WHAT YOU ARE ASKED TO DO: Determine how many lines include the word "Market", then give that number and nothing more.

RECORDS FOR THIS EXERCISE:

____________________

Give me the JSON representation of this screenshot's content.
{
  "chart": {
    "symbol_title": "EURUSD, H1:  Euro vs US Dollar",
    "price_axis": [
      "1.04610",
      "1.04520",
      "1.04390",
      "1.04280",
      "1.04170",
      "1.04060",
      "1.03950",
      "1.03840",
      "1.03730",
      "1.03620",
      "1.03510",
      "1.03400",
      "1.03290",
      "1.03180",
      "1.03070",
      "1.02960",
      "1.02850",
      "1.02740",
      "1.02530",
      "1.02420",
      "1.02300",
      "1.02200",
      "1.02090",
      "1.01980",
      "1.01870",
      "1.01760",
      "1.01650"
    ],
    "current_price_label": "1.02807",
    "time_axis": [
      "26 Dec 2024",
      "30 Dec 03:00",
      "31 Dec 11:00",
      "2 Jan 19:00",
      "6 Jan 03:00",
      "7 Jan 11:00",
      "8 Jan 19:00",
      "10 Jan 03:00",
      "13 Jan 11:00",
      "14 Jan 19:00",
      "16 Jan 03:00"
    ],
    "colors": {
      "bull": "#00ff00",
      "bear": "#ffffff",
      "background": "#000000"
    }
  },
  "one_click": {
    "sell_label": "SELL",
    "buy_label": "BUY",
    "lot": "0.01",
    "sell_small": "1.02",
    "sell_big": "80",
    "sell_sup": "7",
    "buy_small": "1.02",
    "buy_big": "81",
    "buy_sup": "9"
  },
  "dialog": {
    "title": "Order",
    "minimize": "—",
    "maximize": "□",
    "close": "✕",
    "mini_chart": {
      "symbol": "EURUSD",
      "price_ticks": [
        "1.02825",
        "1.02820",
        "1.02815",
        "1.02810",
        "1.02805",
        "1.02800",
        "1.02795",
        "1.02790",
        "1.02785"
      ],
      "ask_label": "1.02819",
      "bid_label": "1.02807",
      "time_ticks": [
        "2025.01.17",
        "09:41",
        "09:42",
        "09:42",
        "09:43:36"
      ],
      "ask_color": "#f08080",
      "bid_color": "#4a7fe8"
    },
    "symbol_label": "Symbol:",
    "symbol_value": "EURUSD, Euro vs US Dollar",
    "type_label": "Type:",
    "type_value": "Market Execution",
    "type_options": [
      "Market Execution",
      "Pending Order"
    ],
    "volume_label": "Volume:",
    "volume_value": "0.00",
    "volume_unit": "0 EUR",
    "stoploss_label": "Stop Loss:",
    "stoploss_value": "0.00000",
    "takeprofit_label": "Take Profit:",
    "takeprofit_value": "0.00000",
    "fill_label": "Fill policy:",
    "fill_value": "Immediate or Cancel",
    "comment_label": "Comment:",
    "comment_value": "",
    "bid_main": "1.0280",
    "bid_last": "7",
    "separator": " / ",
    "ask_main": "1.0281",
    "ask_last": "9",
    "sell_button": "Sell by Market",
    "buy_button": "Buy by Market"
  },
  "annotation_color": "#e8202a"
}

____________________

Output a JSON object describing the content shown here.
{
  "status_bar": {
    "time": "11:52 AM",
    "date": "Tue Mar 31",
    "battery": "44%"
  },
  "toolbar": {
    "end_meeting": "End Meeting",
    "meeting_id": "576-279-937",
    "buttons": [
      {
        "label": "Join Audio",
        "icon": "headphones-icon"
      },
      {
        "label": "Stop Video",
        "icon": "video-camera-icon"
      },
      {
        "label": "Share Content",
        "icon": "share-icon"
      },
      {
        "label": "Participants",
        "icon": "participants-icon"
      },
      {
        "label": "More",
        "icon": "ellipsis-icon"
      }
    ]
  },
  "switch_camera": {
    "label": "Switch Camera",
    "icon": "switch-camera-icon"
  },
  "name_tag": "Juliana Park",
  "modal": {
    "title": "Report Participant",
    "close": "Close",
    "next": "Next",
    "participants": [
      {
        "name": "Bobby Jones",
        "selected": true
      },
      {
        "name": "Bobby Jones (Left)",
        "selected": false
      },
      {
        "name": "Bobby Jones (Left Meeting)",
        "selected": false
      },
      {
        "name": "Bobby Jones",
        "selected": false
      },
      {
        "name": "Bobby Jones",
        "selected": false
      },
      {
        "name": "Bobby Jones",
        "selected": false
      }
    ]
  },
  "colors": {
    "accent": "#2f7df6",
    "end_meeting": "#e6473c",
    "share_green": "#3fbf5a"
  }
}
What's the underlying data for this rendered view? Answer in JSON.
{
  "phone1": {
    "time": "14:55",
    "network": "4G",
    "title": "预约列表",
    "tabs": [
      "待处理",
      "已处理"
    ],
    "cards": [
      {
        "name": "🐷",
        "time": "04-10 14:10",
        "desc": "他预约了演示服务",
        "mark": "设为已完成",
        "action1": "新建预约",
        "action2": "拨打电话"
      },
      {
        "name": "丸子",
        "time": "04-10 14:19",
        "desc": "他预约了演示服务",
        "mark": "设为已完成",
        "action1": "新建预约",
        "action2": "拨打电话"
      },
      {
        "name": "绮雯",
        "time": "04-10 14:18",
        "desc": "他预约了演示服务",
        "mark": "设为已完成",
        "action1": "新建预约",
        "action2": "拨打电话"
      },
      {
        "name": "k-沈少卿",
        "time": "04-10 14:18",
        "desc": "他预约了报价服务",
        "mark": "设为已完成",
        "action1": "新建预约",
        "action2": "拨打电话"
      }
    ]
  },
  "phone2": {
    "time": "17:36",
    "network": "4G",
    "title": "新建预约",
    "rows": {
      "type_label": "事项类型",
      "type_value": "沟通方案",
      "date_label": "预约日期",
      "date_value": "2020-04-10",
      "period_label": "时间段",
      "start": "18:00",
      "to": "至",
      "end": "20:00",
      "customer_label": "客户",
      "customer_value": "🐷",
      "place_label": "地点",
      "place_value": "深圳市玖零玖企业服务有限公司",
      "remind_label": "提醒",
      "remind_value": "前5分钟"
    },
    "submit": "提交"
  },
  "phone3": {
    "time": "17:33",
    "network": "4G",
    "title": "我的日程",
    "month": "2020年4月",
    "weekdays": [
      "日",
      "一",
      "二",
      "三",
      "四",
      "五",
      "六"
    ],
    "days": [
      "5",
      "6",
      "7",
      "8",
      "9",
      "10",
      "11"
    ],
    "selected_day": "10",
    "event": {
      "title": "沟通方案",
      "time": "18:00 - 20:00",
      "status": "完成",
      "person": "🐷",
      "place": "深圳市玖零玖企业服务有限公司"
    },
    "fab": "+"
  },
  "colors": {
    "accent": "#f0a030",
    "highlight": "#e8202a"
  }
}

____________________

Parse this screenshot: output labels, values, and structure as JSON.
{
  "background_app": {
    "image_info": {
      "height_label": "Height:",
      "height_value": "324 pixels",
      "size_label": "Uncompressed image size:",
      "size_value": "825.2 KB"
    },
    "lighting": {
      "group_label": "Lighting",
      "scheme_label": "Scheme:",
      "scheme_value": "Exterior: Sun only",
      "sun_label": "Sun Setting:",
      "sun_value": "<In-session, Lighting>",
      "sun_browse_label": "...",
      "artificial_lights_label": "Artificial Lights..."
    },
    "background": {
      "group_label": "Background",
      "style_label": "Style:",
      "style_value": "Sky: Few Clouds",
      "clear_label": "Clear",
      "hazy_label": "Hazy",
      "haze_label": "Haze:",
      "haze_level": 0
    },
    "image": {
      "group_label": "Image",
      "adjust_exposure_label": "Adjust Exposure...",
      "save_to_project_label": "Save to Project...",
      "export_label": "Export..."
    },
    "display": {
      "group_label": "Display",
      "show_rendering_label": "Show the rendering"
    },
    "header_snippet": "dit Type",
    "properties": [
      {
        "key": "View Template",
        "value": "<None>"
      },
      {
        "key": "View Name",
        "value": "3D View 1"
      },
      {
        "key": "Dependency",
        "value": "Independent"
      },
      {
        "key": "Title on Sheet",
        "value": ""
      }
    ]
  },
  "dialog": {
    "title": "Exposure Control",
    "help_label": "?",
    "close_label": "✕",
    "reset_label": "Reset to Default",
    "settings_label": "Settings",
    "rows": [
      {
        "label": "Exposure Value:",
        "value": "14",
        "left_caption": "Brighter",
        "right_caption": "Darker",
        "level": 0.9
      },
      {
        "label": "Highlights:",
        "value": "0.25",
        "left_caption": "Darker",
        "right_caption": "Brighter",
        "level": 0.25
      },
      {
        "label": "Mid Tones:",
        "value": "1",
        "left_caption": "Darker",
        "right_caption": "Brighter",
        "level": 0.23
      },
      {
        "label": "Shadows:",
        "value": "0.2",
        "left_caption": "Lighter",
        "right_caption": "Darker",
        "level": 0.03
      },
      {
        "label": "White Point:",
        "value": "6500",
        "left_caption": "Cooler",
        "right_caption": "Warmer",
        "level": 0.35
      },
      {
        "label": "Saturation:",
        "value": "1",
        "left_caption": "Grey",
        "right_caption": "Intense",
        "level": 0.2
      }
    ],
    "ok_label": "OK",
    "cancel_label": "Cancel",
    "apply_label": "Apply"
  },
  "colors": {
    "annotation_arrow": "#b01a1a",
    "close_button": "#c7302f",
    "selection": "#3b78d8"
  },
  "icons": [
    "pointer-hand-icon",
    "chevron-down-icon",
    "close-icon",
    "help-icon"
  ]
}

____________________

THE ANSWER: 4